▶ [Set problem]: Repeat the listing in full. Nothing may be added or left out.

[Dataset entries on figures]
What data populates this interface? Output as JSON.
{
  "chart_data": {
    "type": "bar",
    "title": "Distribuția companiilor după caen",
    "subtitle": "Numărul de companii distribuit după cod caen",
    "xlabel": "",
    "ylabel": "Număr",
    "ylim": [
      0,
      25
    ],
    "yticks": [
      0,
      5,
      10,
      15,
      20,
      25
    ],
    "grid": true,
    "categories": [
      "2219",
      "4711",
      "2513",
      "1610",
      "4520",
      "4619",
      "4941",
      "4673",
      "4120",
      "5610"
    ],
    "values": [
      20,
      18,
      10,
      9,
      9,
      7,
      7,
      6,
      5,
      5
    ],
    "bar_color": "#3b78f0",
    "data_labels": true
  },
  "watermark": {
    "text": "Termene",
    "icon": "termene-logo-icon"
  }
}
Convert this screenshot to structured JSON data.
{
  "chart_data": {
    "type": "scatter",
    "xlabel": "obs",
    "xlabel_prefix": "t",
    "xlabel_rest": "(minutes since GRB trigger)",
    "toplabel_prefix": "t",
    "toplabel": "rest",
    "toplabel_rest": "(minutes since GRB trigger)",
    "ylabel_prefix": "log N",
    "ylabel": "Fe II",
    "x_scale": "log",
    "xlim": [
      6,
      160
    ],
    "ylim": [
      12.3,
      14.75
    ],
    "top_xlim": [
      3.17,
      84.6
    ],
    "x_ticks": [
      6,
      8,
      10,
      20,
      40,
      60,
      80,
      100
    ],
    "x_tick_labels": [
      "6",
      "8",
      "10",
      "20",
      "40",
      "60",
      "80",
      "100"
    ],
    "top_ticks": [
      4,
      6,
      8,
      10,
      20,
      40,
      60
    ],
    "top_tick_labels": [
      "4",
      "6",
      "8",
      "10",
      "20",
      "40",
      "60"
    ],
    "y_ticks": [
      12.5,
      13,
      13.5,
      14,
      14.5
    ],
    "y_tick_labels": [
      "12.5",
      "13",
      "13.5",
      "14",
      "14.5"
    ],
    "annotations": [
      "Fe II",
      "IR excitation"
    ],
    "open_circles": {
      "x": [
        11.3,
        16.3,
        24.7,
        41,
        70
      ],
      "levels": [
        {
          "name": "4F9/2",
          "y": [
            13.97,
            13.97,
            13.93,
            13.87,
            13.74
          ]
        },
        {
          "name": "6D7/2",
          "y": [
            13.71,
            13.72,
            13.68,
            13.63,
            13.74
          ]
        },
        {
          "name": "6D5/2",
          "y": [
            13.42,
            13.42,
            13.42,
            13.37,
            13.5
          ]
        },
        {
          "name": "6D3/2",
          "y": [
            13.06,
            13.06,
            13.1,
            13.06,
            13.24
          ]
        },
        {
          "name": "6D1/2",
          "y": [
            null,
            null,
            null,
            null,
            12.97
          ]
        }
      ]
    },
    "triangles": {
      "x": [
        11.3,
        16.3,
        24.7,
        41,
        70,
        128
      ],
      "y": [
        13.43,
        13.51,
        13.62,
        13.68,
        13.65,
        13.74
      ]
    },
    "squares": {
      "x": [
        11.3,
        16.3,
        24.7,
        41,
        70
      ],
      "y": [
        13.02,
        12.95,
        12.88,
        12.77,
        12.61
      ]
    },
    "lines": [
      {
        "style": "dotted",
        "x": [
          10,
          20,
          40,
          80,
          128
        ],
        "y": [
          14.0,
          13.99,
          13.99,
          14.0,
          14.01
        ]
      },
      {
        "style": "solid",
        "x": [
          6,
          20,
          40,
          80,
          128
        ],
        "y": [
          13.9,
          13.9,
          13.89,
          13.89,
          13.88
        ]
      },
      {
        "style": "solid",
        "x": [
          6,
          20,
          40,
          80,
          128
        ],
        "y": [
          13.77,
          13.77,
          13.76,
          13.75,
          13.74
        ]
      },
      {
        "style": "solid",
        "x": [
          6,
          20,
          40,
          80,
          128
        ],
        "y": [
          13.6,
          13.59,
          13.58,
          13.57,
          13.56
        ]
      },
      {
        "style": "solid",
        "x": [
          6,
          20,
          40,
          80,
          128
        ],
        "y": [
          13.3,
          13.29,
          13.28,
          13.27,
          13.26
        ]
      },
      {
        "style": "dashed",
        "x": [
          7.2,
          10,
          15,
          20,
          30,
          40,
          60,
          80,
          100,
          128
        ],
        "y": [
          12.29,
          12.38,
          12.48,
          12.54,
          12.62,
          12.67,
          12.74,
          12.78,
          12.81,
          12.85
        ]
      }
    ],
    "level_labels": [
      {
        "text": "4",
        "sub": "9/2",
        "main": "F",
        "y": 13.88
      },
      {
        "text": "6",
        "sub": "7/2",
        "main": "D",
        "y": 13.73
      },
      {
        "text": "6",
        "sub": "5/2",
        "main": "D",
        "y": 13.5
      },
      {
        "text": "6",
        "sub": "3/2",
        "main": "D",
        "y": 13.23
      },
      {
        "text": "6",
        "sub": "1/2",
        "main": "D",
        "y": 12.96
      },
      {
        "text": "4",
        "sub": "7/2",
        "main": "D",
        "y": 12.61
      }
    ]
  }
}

▶ [Answer to this task]:
What data populates this interface? Output as JSON.
{
  "chart_data": {
    "type": "bar",
    "title": "Distribuția companiilor după caen",
    "subtitle": "Numărul de companii distribuit după cod caen",
    "xlabel": "",
    "ylabel": "Număr",
    "ylim": [
      0,
      25
    ],
    "yticks": [
      0,
      5,
      10,
      15,
      20,
      25
    ],
    "grid": true,
    "categories": [
      "2219",
      "4711",
      "2513",
      "1610",
      "4520",
      "4619",
      "4941",
      "4673",
      "4120",
      "5610"
    ],
    "values": [
      20,
      18,
      10,
      9,
      9,
      7,
      7,
      6,
      5,
      5
    ],
    "bar_color": "#3b78f0",
    "data_labels": true
  },
  "watermark": {
    "text": "Termene",
    "icon": "termene-logo-icon"
  }
}
Convert this screenshot to structured JSON data.
{
  "chart_data": {
    "type": "scatter",
    "xlabel": "obs",
    "xlabel_prefix": "t",
    "xlabel_rest": "(minutes since GRB trigger)",
    "toplabel_prefix": "t",
    "toplabel": "rest",
    "toplabel_rest": "(minutes since GRB trigger)",
    "ylabel_prefix": "log N",
    "ylabel": "Fe II",
    "x_scale": "log",
    "xlim": [
      6,
      160
    ],
    "ylim": [
      12.3,
      14.75
    ],
    "top_xlim": [
      3.17,
      84.6
    ],
    "x_ticks": [
      6,
      8,
      10,
      20,
      40,
      60,
      80,
      100
    ],
    "x_tick_labels": [
      "6",
      "8",
      "10",
      "20",
      "40",
      "60",
      "80",
      "100"
    ],
    "top_ticks": [
      4,
      6,
      8,
      10,
      20,
      40,
      60
    ],
    "top_tick_labels": [
      "4",
      "6",
      "8",
      "10",
      "20",
      "40",
      "60"
    ],
    "y_ticks": [
      12.5,
      13,
      13.5,
      14,
      14.5
    ],
    "y_tick_labels": [
      "12.5",
      "13",
      "13.5",
      "14",
      "14.5"
    ],
    "annotations": [
      "Fe II",
      "IR excitation"
    ],
    "open_circles": {
      "x": [
        11.3,
        16.3,
        24.7,
        41,
        70
      ],
      "levels": [
        {
          "name": "4F9/2",
          "y": [
            13.97,
            13.97,
            13.93,
            13.87,
            13.74
          ]
        },
        {
          "name": "6D7/2",
          "y": [
            13.71,
            13.72,
            13.68,
            13.63,
            13.74
          ]
        },
        {
          "name": "6D5/2",
          "y": [
            13.42,
            13.42,
            13.42,
            13.37,
            13.5
          ]
        },
        {
          "name": "6D3/2",
          "y": [
            13.06,
            13.06,
            13.1,
            13.06,
            13.24
          ]
        },
        {
          "name": "6D1/2",
          "y": [
            null,
            null,
            null,
            null,
            12.97
          ]
        }
      ]
    },
    "triangles": {
      "x": [
        11.3,
        16.3,
        24.7,
        41,
        70,
        128
      ],
      "y": [
        13.43,
        13.51,
        13.62,
        13.68,
        13.65,
        13.74
      ]
    },
    "squares": {
      "x": [
        11.3,
        16.3,
        24.7,
        41,
        70
      ],
      "y": [
        13.02,
        12.95,
        12.88,
        12.77,
        12.61
      ]
    },
    "lines": [
      {
        "style": "dotted",
        "x": [
          10,
          20,
          40,
          80,
          128
        ],
        "y": [
          14.0,
          13.99,
          13.99,
          14.0,
          14.01
        ]
      },
      {
        "style": "solid",
        "x": [
          6,
          20,
          40,
          80,
          128
        ],
        "y": [
          13.9,
          13.9,
          13.89,
          13.89,
          13.88
        ]
      },
      {
        "style": "solid",
        "x": [
          6,
          20,
          40,
          80,
          128
        ],
        "y": [
          13.77,
          13.77,
          13.76,
          13.75,
          13.74
        ]
      },
      {
        "style": "solid",
        "x": [
          6,
          20,
          40,
          80,
          128
        ],
        "y": [
          13.6,
          13.59,
          13.58,
          13.57,
          13.56
        ]
      },
      {
        "style": "solid",
        "x": [
          6,
          20,
          40,
          80,
          128
        ],
        "y": [
          13.3,
          13.29,
          13.28,
          13.27,
          13.26
        ]
      },
      {
        "style": "dashed",
        "x": [
          7.2,
          10,
          15,
          20,
          30,
          40,
          60,
          80,
          100,
          128
        ],
        "y": [
          12.29,
          12.38,
          12.48,
          12.54,
          12.62,
          12.67,
          12.74,
          12.78,
          12.81,
          12.85
        ]
      }
    ],
    "level_labels": [
      {
        "text": "4",
        "sub": "9/2",
        "main": "F",
        "y": 13.88
      },
      {
        "text": "6",
        "sub": "7/2",
        "main": "D",
        "y": 13.73
      },
      {
        "text": "6",
        "sub": "5/2",
        "main": "D",
        "y": 13.5
      },
      {
        "text": "6",
        "sub": "3/2",
        "main": "D",
        "y": 13.23
      },
      {
        "text": "6",
        "sub": "1/2",
        "main": "D",
        "y": 12.96
      },
      {
        "text": "4",
        "sub": "7/2",
        "main": "D",
        "y": 12.61
      }
    ]
  }
}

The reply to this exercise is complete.